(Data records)
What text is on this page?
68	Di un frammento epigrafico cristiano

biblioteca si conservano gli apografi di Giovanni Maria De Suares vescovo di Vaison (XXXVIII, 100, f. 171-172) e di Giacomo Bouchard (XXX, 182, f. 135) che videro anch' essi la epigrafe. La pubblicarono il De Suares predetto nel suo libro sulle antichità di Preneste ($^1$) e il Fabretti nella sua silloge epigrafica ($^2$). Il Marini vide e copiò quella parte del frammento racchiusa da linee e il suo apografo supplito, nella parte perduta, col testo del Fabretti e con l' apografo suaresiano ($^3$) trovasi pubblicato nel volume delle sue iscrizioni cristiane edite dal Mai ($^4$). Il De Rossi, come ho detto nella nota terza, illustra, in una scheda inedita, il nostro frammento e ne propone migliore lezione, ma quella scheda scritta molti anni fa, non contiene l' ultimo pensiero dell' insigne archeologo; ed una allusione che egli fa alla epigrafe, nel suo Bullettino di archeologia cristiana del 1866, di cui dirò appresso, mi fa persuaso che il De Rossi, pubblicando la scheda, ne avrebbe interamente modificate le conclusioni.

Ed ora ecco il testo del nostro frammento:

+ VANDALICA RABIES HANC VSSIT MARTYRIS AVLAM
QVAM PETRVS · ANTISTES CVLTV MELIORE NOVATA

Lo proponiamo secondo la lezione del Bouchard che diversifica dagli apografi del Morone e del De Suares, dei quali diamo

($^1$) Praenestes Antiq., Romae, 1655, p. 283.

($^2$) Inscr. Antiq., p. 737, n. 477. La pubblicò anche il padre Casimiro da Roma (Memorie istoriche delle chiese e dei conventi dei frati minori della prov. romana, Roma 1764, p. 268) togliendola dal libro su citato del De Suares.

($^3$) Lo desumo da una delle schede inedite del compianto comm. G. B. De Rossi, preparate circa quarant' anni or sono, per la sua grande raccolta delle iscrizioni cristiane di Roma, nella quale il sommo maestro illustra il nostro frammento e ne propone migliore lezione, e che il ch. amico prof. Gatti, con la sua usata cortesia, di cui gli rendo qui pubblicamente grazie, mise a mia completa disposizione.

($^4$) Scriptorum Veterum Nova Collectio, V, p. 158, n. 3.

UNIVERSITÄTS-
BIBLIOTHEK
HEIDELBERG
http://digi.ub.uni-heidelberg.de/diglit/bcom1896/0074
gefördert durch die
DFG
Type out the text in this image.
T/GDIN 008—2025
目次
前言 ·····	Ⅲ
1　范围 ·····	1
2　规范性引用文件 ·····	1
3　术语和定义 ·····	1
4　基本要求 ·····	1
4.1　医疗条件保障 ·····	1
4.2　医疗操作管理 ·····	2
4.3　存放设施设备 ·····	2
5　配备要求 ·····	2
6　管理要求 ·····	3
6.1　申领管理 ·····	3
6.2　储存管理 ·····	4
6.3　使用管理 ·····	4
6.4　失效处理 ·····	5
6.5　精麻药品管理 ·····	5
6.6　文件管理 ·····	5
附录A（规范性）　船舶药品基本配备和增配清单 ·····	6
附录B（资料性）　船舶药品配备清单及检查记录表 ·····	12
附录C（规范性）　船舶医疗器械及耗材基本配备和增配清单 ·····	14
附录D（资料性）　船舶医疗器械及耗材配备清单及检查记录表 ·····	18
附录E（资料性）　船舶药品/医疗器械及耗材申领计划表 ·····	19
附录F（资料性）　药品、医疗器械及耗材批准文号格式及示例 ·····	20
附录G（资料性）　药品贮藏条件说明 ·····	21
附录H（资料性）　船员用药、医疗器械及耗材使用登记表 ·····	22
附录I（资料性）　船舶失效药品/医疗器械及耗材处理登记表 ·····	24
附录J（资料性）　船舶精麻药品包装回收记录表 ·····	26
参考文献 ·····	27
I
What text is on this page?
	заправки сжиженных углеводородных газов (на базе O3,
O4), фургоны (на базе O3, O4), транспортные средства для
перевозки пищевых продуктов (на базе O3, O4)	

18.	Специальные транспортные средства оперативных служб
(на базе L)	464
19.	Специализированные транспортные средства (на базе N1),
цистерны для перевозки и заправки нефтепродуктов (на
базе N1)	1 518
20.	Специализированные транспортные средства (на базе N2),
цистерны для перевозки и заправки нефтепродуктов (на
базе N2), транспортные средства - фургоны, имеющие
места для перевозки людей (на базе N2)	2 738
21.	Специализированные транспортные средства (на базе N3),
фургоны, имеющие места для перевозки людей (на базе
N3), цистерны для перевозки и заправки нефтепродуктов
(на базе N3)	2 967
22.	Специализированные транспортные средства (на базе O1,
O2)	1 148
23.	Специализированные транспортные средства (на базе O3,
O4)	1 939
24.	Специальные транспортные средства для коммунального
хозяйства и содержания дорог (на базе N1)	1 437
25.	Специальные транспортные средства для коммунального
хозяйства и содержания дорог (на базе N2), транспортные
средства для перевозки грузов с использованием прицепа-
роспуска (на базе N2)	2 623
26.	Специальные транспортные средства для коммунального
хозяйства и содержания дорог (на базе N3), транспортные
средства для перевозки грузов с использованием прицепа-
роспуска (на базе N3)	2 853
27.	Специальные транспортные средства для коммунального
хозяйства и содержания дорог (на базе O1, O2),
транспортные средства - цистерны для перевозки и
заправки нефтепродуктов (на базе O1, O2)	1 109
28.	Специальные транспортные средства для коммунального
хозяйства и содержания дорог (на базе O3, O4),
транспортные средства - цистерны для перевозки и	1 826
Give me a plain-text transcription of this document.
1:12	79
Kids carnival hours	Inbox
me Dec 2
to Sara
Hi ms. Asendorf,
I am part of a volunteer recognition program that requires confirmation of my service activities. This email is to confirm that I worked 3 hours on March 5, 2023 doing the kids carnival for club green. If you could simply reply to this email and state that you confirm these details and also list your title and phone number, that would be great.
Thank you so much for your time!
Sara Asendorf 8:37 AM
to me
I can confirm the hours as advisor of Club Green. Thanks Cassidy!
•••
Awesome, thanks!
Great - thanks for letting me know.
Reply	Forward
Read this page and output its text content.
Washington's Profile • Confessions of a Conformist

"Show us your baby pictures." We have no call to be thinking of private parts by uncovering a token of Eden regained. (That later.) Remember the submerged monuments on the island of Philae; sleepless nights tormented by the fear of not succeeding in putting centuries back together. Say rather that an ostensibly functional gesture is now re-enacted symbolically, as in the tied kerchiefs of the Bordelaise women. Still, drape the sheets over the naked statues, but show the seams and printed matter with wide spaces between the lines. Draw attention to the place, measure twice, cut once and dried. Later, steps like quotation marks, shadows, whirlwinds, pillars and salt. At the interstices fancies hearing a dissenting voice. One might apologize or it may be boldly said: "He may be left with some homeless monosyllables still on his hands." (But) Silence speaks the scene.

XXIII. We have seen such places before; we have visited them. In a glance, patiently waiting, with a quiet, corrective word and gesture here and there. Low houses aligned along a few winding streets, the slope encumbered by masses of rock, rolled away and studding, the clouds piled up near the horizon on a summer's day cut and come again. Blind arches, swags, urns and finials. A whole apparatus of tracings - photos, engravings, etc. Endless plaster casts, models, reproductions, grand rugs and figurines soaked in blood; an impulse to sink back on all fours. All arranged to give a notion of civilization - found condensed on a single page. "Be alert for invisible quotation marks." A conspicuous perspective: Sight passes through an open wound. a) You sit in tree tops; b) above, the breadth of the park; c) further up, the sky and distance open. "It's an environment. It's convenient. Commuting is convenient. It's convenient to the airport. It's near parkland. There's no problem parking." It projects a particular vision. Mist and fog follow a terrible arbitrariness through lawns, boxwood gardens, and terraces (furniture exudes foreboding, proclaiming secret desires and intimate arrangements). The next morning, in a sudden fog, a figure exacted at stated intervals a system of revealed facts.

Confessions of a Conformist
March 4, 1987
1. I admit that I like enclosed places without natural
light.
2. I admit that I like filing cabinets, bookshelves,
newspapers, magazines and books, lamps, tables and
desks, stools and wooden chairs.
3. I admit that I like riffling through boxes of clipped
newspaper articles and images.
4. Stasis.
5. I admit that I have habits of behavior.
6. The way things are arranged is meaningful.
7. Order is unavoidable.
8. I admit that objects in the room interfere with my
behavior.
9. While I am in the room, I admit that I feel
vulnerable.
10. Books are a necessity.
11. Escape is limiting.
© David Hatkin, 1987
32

__WRITTEN TASK__:
Look through the data above. Find each line with the string "людей" and copy it.

__REPLY__:
места для перевозки людей (на базе N2)	2 738
фургоны, имеющие места для перевозки людей (на базе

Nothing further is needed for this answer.